(Figure data in JSON)

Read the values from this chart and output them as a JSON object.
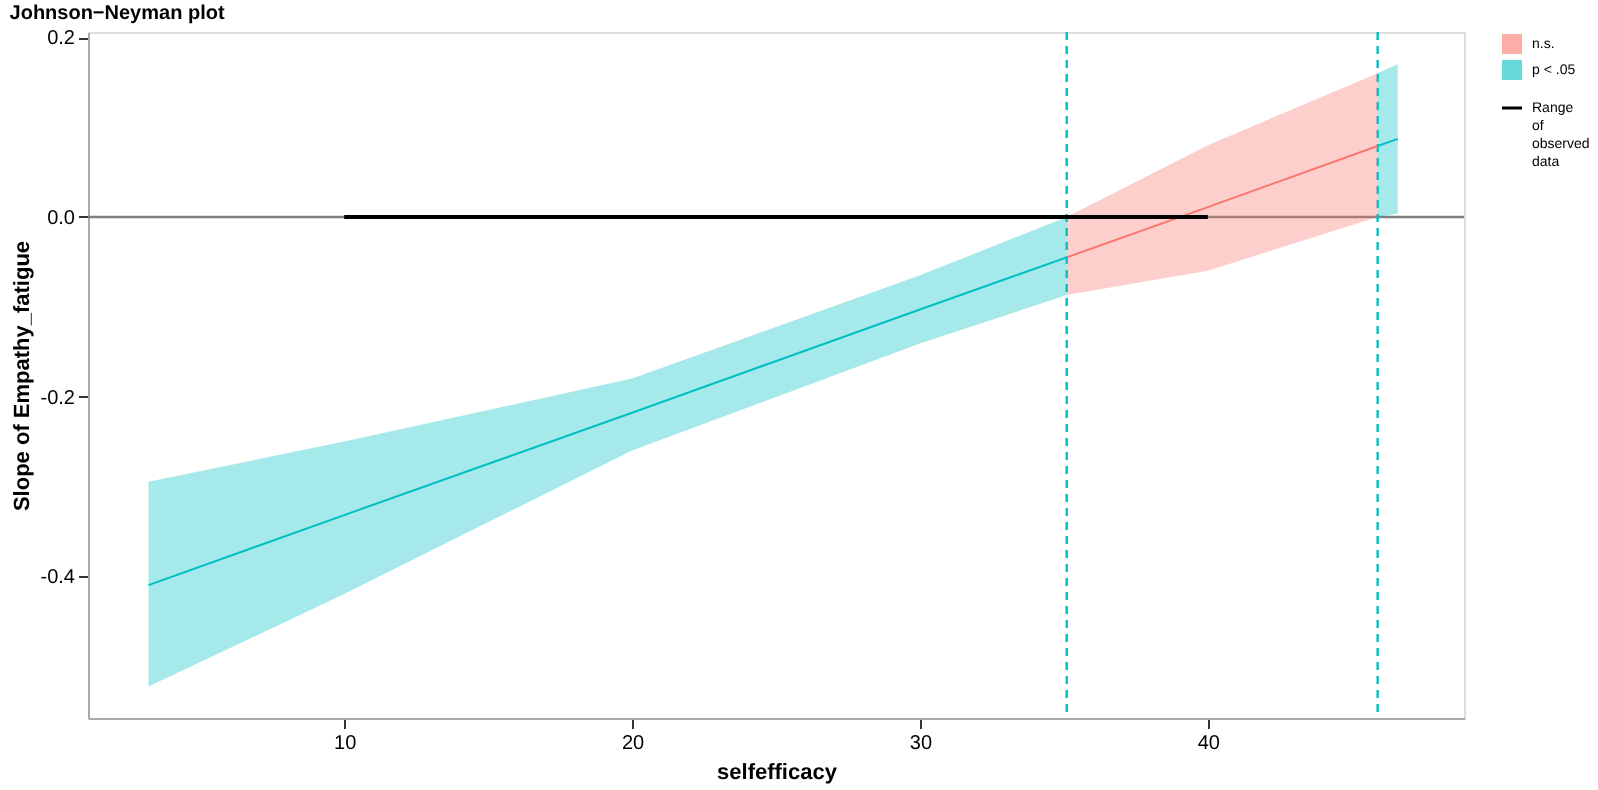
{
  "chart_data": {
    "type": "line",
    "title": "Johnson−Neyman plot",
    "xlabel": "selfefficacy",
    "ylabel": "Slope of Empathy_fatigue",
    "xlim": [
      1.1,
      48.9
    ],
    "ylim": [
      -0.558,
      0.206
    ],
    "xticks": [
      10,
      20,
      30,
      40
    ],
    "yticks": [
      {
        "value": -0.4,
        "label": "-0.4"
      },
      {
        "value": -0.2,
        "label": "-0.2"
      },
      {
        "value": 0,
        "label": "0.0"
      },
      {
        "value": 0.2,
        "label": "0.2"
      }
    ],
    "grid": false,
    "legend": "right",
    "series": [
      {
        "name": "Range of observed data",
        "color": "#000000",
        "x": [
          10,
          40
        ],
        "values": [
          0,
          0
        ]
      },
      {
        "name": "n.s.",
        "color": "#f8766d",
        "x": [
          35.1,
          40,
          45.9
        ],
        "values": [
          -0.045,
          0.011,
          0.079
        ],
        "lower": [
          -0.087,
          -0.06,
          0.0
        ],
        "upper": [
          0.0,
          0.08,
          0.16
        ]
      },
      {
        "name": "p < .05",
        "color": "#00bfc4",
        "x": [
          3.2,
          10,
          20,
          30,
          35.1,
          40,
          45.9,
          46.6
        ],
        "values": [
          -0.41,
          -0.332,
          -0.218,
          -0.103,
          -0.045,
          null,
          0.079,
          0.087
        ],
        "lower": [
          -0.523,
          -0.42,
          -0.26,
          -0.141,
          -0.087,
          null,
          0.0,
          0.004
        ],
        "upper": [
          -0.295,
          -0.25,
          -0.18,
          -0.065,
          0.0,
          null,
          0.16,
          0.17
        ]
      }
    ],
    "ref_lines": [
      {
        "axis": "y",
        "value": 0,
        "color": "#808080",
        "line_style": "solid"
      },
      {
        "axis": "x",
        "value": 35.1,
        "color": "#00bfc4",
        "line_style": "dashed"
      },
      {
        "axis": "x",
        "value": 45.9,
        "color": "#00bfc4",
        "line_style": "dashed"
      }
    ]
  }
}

**Aim**:
The string "name" may appear in lines of the listing above; tally those lines and give the number only.

**Finished exercise**:
3